# Problem to work on:
From the line with "Read this page and output its text content." through the final line, please write out the listing exactly, including both of those lines.

--- Data supplied ---

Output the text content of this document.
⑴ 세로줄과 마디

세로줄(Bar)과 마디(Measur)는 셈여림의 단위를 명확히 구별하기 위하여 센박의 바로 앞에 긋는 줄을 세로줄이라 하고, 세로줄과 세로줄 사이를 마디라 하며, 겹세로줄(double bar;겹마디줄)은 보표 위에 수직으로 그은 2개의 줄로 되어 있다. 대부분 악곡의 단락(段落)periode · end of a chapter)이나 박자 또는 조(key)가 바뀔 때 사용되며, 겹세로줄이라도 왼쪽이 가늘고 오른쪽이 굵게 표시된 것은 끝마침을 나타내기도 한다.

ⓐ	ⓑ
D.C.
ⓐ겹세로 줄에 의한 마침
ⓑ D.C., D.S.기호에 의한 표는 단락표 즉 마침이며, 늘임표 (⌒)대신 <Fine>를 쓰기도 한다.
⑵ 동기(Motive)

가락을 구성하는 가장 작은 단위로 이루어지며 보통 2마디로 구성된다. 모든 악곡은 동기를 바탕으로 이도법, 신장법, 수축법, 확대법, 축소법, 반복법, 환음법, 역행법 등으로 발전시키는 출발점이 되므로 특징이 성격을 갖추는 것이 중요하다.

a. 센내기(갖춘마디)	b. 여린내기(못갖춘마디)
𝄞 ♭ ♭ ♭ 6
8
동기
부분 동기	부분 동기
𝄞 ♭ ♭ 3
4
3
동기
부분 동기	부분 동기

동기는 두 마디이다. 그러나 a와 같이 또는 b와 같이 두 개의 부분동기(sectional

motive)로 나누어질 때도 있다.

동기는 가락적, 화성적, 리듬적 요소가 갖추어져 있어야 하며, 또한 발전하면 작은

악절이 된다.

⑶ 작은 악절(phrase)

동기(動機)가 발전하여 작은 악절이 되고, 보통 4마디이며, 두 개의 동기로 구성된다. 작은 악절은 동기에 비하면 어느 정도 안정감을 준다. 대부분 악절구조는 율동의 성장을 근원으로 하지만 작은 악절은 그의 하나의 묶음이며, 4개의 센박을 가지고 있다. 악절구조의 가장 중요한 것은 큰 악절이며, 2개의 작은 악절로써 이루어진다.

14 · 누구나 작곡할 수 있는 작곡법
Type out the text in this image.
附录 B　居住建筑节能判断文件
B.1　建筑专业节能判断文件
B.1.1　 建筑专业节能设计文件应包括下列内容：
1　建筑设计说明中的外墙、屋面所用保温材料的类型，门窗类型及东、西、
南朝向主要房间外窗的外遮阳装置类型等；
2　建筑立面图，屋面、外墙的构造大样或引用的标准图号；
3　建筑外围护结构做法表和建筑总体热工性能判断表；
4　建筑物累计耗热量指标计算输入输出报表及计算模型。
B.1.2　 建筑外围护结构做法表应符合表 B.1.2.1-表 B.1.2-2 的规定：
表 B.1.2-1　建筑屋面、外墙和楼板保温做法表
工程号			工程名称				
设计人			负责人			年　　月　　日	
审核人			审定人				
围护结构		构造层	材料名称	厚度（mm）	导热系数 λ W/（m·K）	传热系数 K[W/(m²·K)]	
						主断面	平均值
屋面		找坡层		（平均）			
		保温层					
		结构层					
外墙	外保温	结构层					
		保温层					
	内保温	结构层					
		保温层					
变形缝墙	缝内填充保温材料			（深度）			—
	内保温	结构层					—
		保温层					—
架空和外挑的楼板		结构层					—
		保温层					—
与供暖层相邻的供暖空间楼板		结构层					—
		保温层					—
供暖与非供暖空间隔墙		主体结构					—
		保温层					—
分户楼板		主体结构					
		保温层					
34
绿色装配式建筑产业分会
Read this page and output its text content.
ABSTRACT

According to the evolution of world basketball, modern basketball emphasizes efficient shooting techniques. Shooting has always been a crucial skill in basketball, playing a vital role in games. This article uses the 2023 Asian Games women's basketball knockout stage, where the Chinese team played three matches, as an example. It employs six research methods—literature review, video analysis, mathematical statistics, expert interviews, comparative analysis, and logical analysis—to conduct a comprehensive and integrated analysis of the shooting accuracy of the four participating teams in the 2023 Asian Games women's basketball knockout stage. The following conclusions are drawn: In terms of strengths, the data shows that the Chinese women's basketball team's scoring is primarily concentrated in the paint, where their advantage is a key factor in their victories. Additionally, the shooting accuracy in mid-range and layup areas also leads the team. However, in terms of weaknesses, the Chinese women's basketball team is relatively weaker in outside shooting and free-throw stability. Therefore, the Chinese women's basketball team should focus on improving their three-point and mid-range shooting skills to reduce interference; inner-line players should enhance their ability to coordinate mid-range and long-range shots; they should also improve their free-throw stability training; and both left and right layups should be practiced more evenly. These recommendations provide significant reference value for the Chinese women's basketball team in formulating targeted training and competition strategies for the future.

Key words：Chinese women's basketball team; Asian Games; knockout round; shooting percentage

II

---

# Result of this exercise:
Read this page and output its text content.
ABSTRACT

According to the evolution of world basketball, modern basketball emphasizes efficient shooting techniques. Shooting has always been a crucial skill in basketball, playing a vital role in games. This article uses the 2023 Asian Games women's basketball knockout stage, where the Chinese team played three matches, as an example. It employs six research methods—literature review, video analysis, mathematical statistics, expert interviews, comparative analysis, and logical analysis—to conduct a comprehensive and integrated analysis of the shooting accuracy of the four participating teams in the 2023 Asian Games women's basketball knockout stage. The following conclusions are drawn: In terms of strengths, the data shows that the Chinese women's basketball team's scoring is primarily concentrated in the paint, where their advantage is a key factor in their victories. Additionally, the shooting accuracy in mid-range and layup areas also leads the team. However, in terms of weaknesses, the Chinese women's basketball team is relatively weaker in outside shooting and free-throw stability. Therefore, the Chinese women's basketball team should focus on improving their three-point and mid-range shooting skills to reduce interference; inner-line players should enhance their ability to coordinate mid-range and long-range shots; they should also improve their free-throw stability training; and both left and right layups should be practiced more evenly. These recommendations provide significant reference value for the Chinese women's basketball team in formulating targeted training and competition strategies for the future.

Key words：Chinese women's basketball team; Asian Games; knockout round; shooting percentage

II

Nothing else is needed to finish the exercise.